Challenge: Spot each line in the records below where the word "other" occurs, then copy it.

Provided entries:
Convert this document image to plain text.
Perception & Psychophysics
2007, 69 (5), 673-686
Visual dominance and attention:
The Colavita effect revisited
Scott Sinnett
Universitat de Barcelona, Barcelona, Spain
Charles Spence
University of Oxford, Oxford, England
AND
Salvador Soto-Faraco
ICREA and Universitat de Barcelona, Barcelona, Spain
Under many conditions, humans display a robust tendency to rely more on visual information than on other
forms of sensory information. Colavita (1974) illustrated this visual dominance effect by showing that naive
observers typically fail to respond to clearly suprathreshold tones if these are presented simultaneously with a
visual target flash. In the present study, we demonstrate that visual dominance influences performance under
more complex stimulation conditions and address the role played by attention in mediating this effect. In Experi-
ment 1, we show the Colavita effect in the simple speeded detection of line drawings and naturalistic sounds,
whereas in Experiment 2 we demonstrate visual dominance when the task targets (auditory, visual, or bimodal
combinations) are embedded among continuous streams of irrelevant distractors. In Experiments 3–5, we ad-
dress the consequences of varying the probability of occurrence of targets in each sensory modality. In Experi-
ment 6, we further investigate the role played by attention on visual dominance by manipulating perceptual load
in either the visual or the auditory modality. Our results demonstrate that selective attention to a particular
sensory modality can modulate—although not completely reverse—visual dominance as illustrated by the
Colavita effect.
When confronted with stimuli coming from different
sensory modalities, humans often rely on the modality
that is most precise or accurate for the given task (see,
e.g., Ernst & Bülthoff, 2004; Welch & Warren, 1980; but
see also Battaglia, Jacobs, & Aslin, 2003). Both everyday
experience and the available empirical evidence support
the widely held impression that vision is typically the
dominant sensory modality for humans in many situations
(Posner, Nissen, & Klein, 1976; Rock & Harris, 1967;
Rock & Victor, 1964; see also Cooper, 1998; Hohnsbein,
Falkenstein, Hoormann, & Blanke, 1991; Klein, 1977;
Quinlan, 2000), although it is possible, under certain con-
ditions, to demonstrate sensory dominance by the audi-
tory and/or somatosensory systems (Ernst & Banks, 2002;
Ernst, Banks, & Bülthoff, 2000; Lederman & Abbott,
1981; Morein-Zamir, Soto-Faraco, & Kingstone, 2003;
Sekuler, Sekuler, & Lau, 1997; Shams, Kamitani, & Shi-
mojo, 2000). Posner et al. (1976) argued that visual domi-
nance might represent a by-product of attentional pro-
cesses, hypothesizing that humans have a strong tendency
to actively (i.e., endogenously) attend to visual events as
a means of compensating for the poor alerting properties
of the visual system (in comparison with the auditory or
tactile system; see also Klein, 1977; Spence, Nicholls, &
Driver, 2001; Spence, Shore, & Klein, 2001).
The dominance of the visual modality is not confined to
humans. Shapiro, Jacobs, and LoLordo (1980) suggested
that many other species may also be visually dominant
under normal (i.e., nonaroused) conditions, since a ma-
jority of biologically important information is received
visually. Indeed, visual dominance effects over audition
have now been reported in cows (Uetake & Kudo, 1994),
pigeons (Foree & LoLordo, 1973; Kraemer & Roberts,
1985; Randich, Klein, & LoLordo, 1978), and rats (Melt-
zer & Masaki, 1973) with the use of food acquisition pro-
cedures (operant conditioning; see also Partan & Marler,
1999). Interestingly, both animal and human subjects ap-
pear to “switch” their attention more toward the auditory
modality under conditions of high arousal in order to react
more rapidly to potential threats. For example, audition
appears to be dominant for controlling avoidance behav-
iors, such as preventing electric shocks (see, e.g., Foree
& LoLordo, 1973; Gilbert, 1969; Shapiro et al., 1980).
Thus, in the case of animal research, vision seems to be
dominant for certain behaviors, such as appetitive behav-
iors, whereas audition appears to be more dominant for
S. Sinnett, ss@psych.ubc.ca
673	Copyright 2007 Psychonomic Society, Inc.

Response to the task:
Under many conditions, humans display a robust tendency to rely more on visual information than on other
that many other species may also be visually dominant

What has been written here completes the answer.